§ Exercise brief: Using the listing below, extract each line that has the word "Type" in it.

§ Dataset content:

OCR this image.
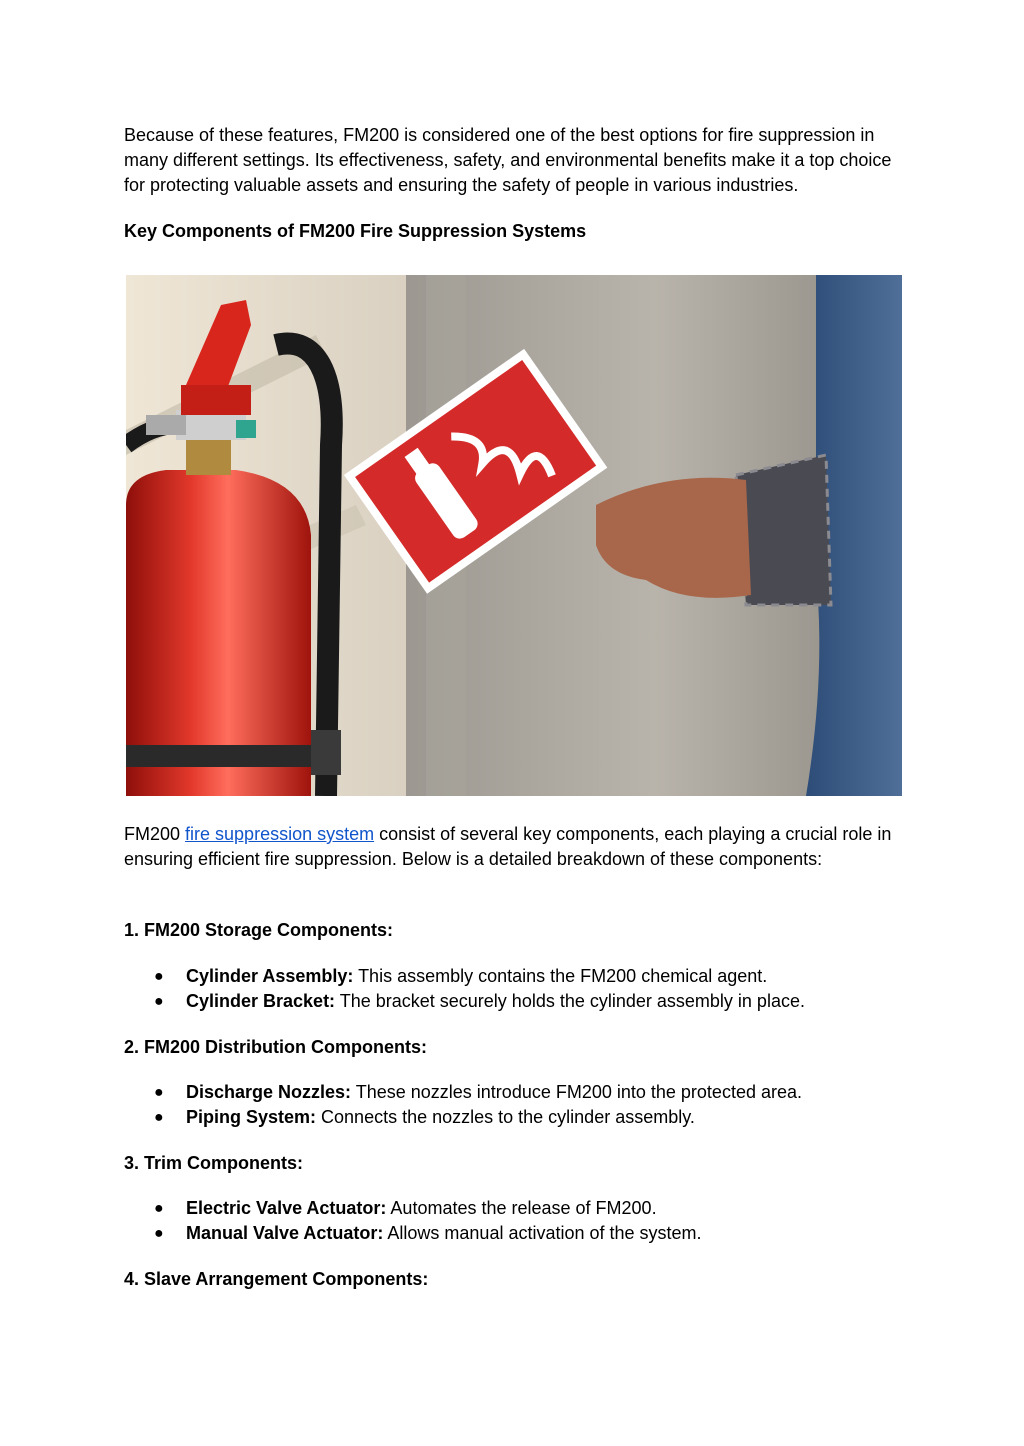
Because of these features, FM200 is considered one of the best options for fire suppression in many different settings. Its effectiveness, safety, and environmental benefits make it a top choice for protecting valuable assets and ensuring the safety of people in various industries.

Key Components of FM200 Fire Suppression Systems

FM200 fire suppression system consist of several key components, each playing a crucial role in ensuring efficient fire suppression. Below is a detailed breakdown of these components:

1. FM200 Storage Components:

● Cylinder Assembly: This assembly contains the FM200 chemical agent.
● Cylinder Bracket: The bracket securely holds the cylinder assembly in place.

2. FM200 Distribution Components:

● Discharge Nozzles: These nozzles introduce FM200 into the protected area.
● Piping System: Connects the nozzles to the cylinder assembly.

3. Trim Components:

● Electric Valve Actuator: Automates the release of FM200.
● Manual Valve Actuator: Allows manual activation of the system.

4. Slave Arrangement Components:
--
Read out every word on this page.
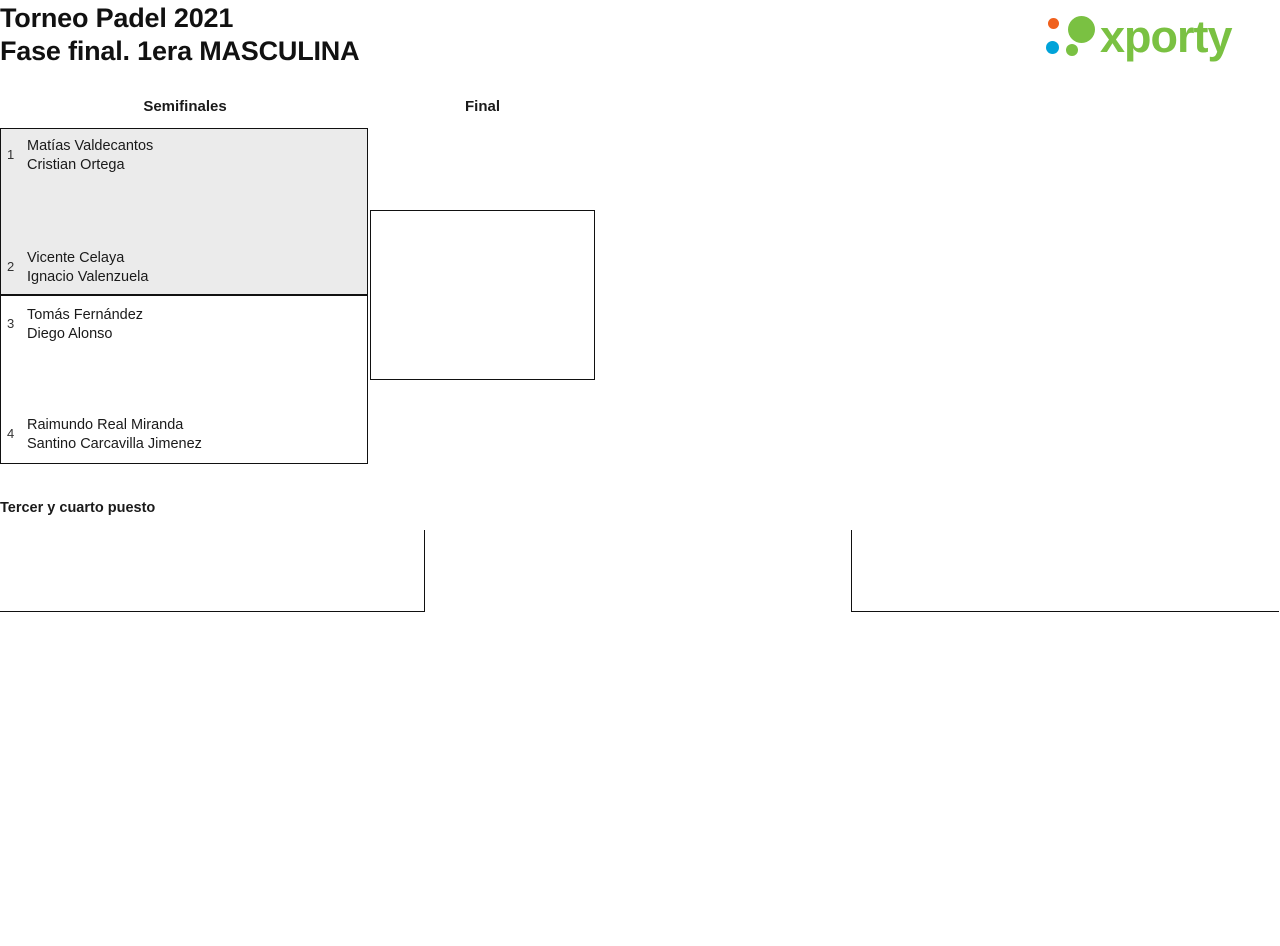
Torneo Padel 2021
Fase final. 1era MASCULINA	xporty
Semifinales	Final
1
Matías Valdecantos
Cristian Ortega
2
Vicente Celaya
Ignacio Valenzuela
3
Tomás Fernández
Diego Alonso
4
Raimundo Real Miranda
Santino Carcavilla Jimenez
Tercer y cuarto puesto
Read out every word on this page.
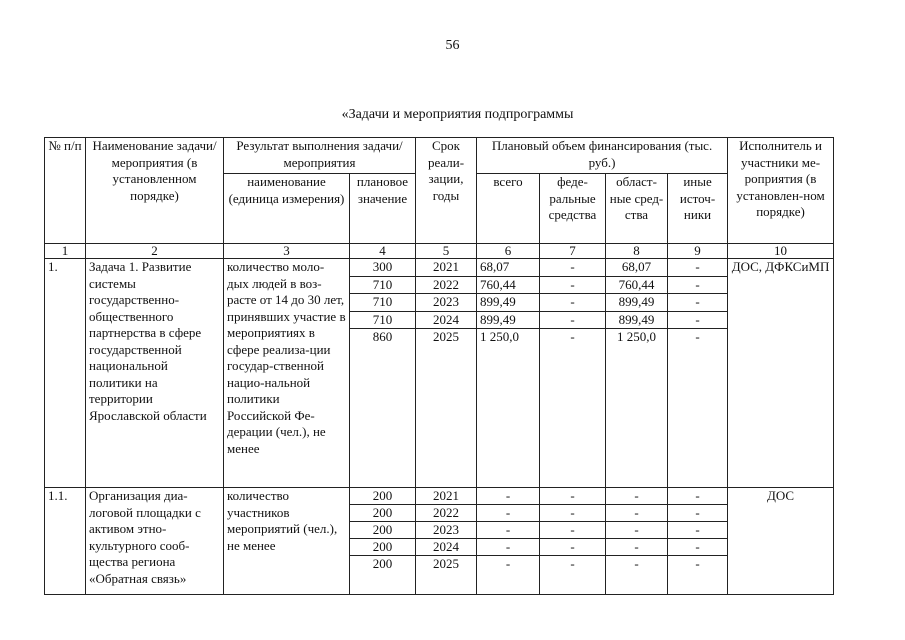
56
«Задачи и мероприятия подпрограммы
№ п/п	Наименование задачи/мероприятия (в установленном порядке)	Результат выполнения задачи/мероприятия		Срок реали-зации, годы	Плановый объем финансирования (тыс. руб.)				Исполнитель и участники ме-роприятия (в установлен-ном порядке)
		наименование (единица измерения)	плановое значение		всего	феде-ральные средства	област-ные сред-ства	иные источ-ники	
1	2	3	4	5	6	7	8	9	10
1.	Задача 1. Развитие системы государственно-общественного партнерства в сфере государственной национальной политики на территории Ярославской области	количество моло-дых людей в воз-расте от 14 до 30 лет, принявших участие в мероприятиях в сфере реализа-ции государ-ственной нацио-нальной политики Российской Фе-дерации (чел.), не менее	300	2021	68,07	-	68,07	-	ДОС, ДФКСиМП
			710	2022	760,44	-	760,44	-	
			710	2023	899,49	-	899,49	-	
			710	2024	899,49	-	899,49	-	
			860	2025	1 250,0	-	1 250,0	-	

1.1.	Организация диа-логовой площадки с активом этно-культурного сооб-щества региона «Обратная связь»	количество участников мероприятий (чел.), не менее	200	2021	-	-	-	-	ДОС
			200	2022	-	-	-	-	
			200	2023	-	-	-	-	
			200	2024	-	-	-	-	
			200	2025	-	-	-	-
---
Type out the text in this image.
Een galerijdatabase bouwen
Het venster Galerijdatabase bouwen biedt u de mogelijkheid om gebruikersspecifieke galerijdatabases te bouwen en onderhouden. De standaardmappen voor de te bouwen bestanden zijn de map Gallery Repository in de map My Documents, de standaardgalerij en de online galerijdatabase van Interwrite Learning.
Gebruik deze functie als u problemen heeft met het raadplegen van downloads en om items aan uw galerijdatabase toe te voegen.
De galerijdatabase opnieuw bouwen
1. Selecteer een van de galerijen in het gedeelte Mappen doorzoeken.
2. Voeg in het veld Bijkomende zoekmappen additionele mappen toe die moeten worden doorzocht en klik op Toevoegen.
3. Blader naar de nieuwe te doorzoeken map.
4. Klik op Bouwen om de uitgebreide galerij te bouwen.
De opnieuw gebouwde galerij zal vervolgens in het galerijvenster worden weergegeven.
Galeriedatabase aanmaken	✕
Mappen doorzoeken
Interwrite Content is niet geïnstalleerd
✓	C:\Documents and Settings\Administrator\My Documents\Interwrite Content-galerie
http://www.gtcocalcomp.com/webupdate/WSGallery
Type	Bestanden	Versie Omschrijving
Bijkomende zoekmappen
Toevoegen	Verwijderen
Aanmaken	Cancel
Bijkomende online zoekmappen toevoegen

§ Worked answer:
Type out the text in this image.
Type	Bestanden	Versie Omschrijving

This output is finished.